**Records to process:**

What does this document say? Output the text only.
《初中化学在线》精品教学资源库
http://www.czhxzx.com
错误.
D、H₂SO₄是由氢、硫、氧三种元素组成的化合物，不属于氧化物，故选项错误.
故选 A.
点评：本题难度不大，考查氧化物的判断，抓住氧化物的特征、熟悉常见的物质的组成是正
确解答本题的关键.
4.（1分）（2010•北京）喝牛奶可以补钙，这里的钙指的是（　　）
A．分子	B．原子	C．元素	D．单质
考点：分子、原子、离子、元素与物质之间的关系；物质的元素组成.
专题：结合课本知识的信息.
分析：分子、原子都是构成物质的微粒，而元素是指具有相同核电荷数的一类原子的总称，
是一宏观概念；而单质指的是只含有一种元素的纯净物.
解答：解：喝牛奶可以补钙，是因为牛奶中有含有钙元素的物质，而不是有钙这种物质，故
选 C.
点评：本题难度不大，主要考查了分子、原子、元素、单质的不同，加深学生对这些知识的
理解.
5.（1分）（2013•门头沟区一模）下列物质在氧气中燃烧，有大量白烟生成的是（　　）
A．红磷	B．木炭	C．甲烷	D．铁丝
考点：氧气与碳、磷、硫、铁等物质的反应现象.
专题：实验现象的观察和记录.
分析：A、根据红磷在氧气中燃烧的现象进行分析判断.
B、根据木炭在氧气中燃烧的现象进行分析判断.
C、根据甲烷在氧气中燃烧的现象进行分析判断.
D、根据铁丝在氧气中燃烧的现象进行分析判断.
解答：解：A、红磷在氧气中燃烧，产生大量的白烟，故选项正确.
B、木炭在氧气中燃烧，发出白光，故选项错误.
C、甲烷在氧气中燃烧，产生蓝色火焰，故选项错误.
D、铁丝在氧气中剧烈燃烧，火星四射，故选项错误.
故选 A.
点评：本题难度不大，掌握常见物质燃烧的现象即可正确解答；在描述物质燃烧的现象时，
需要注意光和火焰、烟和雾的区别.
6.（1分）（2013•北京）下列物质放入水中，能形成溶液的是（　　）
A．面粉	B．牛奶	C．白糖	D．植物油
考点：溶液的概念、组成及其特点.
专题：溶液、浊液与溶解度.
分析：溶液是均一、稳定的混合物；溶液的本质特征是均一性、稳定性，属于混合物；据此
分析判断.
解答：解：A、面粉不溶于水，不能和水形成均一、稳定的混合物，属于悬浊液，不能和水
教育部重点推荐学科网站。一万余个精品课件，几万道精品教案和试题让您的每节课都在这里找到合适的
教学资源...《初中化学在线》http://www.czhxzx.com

**Job:** Using the entries above, return each line that includes the word "初中化学在线".

**Exercise answer:**
《初中化学在线》精品教学资源库
教学资源...《初中化学在线》http://www.czhxzx.com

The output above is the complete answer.